• Information given

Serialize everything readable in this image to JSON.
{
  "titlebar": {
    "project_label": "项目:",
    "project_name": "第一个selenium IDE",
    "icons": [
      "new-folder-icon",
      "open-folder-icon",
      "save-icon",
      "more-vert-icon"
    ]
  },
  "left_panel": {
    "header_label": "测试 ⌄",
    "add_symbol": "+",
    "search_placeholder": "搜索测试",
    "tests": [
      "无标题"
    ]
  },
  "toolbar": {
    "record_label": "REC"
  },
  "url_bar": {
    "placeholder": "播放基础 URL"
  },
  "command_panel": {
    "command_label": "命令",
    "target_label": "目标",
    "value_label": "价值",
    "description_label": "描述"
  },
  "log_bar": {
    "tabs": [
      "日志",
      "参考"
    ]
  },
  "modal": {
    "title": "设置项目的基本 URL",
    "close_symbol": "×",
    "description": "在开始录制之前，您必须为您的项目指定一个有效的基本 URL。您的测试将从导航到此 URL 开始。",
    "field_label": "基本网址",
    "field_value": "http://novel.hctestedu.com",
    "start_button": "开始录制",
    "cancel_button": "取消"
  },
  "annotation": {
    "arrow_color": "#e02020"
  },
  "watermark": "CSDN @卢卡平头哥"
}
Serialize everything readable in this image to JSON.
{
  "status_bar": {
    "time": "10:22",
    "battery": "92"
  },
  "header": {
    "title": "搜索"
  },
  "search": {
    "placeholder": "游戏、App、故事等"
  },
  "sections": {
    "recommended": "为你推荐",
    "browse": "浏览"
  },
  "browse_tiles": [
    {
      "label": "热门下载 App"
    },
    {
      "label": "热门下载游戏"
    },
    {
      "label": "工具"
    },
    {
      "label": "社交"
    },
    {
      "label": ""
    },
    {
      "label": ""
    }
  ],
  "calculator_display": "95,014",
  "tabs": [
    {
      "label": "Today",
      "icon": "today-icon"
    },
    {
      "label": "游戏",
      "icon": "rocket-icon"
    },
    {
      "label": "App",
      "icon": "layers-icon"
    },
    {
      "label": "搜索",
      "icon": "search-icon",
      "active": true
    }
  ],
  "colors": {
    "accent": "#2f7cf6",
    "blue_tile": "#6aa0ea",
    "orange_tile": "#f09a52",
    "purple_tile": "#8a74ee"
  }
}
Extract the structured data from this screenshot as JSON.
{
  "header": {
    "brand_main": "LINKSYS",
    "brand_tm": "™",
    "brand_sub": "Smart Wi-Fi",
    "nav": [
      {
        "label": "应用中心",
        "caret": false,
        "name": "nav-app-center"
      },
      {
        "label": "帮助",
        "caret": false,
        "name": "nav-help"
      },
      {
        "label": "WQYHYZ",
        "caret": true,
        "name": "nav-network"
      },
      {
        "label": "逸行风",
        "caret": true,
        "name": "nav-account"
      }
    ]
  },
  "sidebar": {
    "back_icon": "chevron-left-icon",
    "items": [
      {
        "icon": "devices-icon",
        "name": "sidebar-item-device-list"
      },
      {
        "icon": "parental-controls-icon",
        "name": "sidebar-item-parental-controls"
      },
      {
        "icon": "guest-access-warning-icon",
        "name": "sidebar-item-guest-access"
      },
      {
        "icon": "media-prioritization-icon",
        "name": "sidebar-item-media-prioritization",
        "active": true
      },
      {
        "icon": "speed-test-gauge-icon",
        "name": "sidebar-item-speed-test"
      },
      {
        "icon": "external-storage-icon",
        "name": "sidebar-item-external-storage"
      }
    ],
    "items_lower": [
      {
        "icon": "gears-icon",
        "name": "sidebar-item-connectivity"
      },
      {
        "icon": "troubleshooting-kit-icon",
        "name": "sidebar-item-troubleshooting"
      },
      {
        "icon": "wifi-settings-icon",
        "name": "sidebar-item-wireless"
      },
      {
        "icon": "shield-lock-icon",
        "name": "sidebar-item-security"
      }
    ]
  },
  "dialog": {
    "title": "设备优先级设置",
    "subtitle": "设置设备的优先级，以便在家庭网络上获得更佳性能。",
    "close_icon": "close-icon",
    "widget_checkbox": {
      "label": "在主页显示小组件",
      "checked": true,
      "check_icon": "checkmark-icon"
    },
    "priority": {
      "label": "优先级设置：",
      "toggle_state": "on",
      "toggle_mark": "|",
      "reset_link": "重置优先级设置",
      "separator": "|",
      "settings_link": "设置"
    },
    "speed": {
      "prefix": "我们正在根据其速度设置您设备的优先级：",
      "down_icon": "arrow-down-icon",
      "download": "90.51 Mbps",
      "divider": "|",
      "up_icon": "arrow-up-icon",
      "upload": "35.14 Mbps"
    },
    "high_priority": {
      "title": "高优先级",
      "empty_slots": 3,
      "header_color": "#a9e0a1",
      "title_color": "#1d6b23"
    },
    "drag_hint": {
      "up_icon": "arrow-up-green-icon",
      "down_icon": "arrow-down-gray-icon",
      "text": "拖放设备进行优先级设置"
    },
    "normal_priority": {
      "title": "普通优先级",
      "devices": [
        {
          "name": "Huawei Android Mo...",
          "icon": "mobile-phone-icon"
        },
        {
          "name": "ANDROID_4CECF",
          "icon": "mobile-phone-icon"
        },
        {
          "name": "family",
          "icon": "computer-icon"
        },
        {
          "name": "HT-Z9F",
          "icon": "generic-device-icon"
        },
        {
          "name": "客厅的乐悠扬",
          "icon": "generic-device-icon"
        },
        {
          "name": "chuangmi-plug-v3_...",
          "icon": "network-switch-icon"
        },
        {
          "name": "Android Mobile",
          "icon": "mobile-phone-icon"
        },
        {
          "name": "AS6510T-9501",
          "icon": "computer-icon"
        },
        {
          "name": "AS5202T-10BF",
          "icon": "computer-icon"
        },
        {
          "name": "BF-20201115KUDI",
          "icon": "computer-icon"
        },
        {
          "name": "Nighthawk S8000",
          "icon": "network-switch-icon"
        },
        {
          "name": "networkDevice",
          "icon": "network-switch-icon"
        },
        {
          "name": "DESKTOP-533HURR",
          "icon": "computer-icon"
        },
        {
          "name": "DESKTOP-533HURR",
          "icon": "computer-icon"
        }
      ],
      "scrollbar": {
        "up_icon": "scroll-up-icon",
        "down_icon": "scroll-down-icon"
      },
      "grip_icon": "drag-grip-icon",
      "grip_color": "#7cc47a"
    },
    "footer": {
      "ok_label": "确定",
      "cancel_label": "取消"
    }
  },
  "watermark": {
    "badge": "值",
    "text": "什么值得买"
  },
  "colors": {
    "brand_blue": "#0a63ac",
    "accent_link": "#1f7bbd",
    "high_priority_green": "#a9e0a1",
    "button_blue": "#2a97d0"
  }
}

• Stated exercise
Give back the data above exactly as it appears.

• Output for this exercise
Serialize everything readable in this image to JSON.
{
  "titlebar": {
    "project_label": "项目:",
    "project_name": "第一个selenium IDE",
    "icons": [
      "new-folder-icon",
      "open-folder-icon",
      "save-icon",
      "more-vert-icon"
    ]
  },
  "left_panel": {
    "header_label": "测试 ⌄",
    "add_symbol": "+",
    "search_placeholder": "搜索测试",
    "tests": [
      "无标题"
    ]
  },
  "toolbar": {
    "record_label": "REC"
  },
  "url_bar": {
    "placeholder": "播放基础 URL"
  },
  "command_panel": {
    "command_label": "命令",
    "target_label": "目标",
    "value_label": "价值",
    "description_label": "描述"
  },
  "log_bar": {
    "tabs": [
      "日志",
      "参考"
    ]
  },
  "modal": {
    "title": "设置项目的基本 URL",
    "close_symbol": "×",
    "description": "在开始录制之前，您必须为您的项目指定一个有效的基本 URL。您的测试将从导航到此 URL 开始。",
    "field_label": "基本网址",
    "field_value": "http://novel.hctestedu.com",
    "start_button": "开始录制",
    "cancel_button": "取消"
  },
  "annotation": {
    "arrow_color": "#e02020"
  },
  "watermark": "CSDN @卢卡平头哥"
}
Serialize everything readable in this image to JSON.
{
  "status_bar": {
    "time": "10:22",
    "battery": "92"
  },
  "header": {
    "title": "搜索"
  },
  "search": {
    "placeholder": "游戏、App、故事等"
  },
  "sections": {
    "recommended": "为你推荐",
    "browse": "浏览"
  },
  "browse_tiles": [
    {
      "label": "热门下载 App"
    },
    {
      "label": "热门下载游戏"
    },
    {
      "label": "工具"
    },
    {
      "label": "社交"
    },
    {
      "label": ""
    },
    {
      "label": ""
    }
  ],
  "calculator_display": "95,014",
  "tabs": [
    {
      "label": "Today",
      "icon": "today-icon"
    },
    {
      "label": "游戏",
      "icon": "rocket-icon"
    },
    {
      "label": "App",
      "icon": "layers-icon"
    },
    {
      "label": "搜索",
      "icon": "search-icon",
      "active": true
    }
  ],
  "colors": {
    "accent": "#2f7cf6",
    "blue_tile": "#6aa0ea",
    "orange_tile": "#f09a52",
    "purple_tile": "#8a74ee"
  }
}
Extract the structured data from this screenshot as JSON.
{
  "header": {
    "brand_main": "LINKSYS",
    "brand_tm": "™",
    "brand_sub": "Smart Wi-Fi",
    "nav": [
      {
        "label": "应用中心",
        "caret": false,
        "name": "nav-app-center"
      },
      {
        "label": "帮助",
        "caret": false,
        "name": "nav-help"
      },
      {
        "label": "WQYHYZ",
        "caret": true,
        "name": "nav-network"
      },
      {
        "label": "逸行风",
        "caret": true,
        "name": "nav-account"
      }
    ]
  },
  "sidebar": {
    "back_icon": "chevron-left-icon",
    "items": [
      {
        "icon": "devices-icon",
        "name": "sidebar-item-device-list"
      },
      {
        "icon": "parental-controls-icon",
        "name": "sidebar-item-parental-controls"
      },
      {
        "icon": "guest-access-warning-icon",
        "name": "sidebar-item-guest-access"
      },
      {
        "icon": "media-prioritization-icon",
        "name": "sidebar-item-media-prioritization",
        "active": true
      },
      {
        "icon": "speed-test-gauge-icon",
        "name": "sidebar-item-speed-test"
      },
      {
        "icon": "external-storage-icon",
        "name": "sidebar-item-external-storage"
      }
    ],
    "items_lower": [
      {
        "icon": "gears-icon",
        "name": "sidebar-item-connectivity"
      },
      {
        "icon": "troubleshooting-kit-icon",
        "name": "sidebar-item-troubleshooting"
      },
      {
        "icon": "wifi-settings-icon",
        "name": "sidebar-item-wireless"
      },
      {
        "icon": "shield-lock-icon",
        "name": "sidebar-item-security"
      }
    ]
  },
  "dialog": {
    "title": "设备优先级设置",
    "subtitle": "设置设备的优先级，以便在家庭网络上获得更佳性能。",
    "close_icon": "close-icon",
    "widget_checkbox": {
      "label": "在主页显示小组件",
      "checked": true,
      "check_icon": "checkmark-icon"
    },
    "priority": {
      "label": "优先级设置：",
      "toggle_state": "on",
      "toggle_mark": "|",
      "reset_link": "重置优先级设置",
      "separator": "|",
      "settings_link": "设置"
    },
    "speed": {
      "prefix": "我们正在根据其速度设置您设备的优先级：",
      "down_icon": "arrow-down-icon",
      "download": "90.51 Mbps",
      "divider": "|",
      "up_icon": "arrow-up-icon",
      "upload": "35.14 Mbps"
    },
    "high_priority": {
      "title": "高优先级",
      "empty_slots": 3,
      "header_color": "#a9e0a1",
      "title_color": "#1d6b23"
    },
    "drag_hint": {
      "up_icon": "arrow-up-green-icon",
      "down_icon": "arrow-down-gray-icon",
      "text": "拖放设备进行优先级设置"
    },
    "normal_priority": {
      "title": "普通优先级",
      "devices": [
        {
          "name": "Huawei Android Mo...",
          "icon": "mobile-phone-icon"
        },
        {
          "name": "ANDROID_4CECF",
          "icon": "mobile-phone-icon"
        },
        {
          "name": "family",
          "icon": "computer-icon"
        },
        {
          "name": "HT-Z9F",
          "icon": "generic-device-icon"
        },
        {
          "name": "客厅的乐悠扬",
          "icon": "generic-device-icon"
        },
        {
          "name": "chuangmi-plug-v3_...",
          "icon": "network-switch-icon"
        },
        {
          "name": "Android Mobile",
          "icon": "mobile-phone-icon"
        },
        {
          "name": "AS6510T-9501",
          "icon": "computer-icon"
        },
        {
          "name": "AS5202T-10BF",
          "icon": "computer-icon"
        },
        {
          "name": "BF-20201115KUDI",
          "icon": "computer-icon"
        },
        {
          "name": "Nighthawk S8000",
          "icon": "network-switch-icon"
        },
        {
          "name": "networkDevice",
          "icon": "network-switch-icon"
        },
        {
          "name": "DESKTOP-533HURR",
          "icon": "computer-icon"
        },
        {
          "name": "DESKTOP-533HURR",
          "icon": "computer-icon"
        }
      ],
      "scrollbar": {
        "up_icon": "scroll-up-icon",
        "down_icon": "scroll-down-icon"
      },
      "grip_icon": "drag-grip-icon",
      "grip_color": "#7cc47a"
    },
    "footer": {
      "ok_label": "确定",
      "cancel_label": "取消"
    }
  },
  "watermark": {
    "badge": "值",
    "text": "什么值得买"
  },
  "colors": {
    "brand_blue": "#0a63ac",
    "accent_link": "#1f7bbd",
    "high_priority_green": "#a9e0a1",
    "button_blue": "#2a97d0"
  }
}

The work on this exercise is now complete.